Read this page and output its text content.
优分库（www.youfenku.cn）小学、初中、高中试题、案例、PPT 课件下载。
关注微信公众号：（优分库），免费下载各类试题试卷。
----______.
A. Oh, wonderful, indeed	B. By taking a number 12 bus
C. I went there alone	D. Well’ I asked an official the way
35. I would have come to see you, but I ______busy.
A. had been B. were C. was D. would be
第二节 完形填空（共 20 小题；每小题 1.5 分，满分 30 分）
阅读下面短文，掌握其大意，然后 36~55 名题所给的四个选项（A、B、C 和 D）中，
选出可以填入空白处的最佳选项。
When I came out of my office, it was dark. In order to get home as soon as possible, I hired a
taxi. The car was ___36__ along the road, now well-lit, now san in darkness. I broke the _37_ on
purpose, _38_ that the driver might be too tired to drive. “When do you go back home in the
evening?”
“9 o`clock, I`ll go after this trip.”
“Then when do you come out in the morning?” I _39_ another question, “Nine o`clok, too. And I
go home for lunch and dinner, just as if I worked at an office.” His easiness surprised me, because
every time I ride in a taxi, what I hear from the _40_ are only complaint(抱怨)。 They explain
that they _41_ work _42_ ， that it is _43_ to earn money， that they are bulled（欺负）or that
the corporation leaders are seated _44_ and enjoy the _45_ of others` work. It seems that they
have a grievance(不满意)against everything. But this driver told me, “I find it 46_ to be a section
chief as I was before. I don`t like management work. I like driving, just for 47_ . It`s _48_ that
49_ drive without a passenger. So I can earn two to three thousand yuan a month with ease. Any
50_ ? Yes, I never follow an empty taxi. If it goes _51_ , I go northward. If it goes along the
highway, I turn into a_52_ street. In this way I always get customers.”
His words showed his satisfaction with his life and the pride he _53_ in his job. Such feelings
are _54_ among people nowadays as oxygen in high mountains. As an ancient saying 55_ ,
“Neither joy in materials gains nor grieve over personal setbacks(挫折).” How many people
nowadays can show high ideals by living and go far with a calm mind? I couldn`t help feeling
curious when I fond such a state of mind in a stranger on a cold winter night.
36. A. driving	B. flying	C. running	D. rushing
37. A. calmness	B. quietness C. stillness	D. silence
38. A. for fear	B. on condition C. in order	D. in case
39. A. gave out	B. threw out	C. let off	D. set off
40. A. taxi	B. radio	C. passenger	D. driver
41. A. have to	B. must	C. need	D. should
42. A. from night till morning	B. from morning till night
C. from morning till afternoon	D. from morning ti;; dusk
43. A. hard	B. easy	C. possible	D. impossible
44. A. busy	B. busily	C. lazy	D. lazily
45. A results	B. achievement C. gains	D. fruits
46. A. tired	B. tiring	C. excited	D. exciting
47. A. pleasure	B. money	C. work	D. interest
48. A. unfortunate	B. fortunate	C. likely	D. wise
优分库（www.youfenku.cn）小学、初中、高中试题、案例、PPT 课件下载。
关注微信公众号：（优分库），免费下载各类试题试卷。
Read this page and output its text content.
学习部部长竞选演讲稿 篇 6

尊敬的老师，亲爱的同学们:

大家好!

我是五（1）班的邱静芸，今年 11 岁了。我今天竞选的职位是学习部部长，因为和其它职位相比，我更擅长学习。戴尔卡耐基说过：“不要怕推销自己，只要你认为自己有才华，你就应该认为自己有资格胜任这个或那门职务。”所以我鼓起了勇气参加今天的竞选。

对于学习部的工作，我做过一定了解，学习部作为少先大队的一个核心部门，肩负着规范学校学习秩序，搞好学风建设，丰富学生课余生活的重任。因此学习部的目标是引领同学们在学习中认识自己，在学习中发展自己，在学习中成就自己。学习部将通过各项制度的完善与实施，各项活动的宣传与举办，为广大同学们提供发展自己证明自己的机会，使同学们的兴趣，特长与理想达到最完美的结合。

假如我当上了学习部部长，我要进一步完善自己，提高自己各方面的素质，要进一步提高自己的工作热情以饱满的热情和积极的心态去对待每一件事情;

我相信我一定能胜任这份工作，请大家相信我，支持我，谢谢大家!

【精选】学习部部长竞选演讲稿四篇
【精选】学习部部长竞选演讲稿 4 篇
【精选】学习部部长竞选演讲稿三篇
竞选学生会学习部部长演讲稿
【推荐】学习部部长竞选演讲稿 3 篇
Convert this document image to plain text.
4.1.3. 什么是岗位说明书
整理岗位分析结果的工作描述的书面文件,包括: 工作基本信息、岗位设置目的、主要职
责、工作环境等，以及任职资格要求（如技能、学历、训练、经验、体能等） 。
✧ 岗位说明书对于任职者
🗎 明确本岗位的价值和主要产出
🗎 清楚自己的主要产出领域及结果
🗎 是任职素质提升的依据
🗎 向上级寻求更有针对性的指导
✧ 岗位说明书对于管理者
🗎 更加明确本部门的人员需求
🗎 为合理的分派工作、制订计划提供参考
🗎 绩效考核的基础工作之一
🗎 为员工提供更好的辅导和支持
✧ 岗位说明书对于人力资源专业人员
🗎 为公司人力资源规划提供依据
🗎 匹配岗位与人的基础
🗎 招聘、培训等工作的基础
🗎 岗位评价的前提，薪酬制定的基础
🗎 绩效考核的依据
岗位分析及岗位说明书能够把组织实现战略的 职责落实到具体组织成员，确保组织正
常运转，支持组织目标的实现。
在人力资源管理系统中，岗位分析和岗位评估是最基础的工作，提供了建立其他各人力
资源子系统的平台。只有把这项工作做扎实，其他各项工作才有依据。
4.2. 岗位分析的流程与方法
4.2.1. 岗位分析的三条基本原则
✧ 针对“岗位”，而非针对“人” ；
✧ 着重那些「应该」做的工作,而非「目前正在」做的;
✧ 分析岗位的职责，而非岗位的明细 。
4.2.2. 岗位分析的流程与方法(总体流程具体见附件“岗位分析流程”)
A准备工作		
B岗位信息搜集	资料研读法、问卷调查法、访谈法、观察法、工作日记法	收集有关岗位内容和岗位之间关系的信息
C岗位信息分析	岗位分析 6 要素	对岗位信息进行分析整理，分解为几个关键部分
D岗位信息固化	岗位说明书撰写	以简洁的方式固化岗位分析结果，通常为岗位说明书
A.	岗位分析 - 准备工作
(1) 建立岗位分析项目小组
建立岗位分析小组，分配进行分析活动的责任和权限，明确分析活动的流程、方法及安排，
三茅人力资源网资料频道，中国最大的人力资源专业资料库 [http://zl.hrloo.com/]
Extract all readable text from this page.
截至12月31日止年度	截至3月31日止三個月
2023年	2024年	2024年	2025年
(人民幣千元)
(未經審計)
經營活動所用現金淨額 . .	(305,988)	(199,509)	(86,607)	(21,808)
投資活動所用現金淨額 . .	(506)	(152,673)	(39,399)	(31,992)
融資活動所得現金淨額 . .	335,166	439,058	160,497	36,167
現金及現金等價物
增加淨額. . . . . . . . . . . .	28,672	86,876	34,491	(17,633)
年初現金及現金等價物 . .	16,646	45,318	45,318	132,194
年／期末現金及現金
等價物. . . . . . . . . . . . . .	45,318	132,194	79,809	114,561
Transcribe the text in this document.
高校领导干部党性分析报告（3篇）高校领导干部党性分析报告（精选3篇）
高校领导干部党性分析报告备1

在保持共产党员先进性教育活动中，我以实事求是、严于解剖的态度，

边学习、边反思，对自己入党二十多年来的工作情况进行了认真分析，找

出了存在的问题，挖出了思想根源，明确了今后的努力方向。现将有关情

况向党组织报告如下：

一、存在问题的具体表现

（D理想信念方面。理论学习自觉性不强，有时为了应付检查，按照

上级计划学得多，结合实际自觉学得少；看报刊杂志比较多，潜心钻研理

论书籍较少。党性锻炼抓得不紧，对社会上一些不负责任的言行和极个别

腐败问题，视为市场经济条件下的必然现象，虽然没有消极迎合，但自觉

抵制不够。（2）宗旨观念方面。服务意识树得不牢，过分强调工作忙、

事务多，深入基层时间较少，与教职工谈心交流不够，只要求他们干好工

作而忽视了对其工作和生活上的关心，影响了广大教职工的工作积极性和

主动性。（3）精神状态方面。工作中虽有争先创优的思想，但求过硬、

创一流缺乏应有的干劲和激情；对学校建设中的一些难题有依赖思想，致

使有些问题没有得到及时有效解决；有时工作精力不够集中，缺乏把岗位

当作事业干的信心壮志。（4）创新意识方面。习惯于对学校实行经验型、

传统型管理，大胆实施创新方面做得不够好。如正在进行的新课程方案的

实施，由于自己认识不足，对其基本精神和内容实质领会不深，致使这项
──────
## Set problem:
Send back exactly the lines from the line with "Transcribe the text in this document." through the end of the records.

## Exercise response:
Transcribe the text in this document.
高校领导干部党性分析报告（3篇）高校领导干部党性分析报告（精选3篇）
高校领导干部党性分析报告备1

在保持共产党员先进性教育活动中，我以实事求是、严于解剖的态度，

边学习、边反思，对自己入党二十多年来的工作情况进行了认真分析，找

出了存在的问题，挖出了思想根源，明确了今后的努力方向。现将有关情

况向党组织报告如下：

一、存在问题的具体表现

（D理想信念方面。理论学习自觉性不强，有时为了应付检查，按照

上级计划学得多，结合实际自觉学得少；看报刊杂志比较多，潜心钻研理

论书籍较少。党性锻炼抓得不紧，对社会上一些不负责任的言行和极个别

腐败问题，视为市场经济条件下的必然现象，虽然没有消极迎合，但自觉

抵制不够。（2）宗旨观念方面。服务意识树得不牢，过分强调工作忙、

事务多，深入基层时间较少，与教职工谈心交流不够，只要求他们干好工

作而忽视了对其工作和生活上的关心，影响了广大教职工的工作积极性和

主动性。（3）精神状态方面。工作中虽有争先创优的思想，但求过硬、

创一流缺乏应有的干劲和激情；对学校建设中的一些难题有依赖思想，致

使有些问题没有得到及时有效解决；有时工作精力不够集中，缺乏把岗位

当作事业干的信心壮志。（4）创新意识方面。习惯于对学校实行经验型、

传统型管理，大胆实施创新方面做得不够好。如正在进行的新课程方案的

实施，由于自己认识不足，对其基本精神和内容实质领会不深，致使这项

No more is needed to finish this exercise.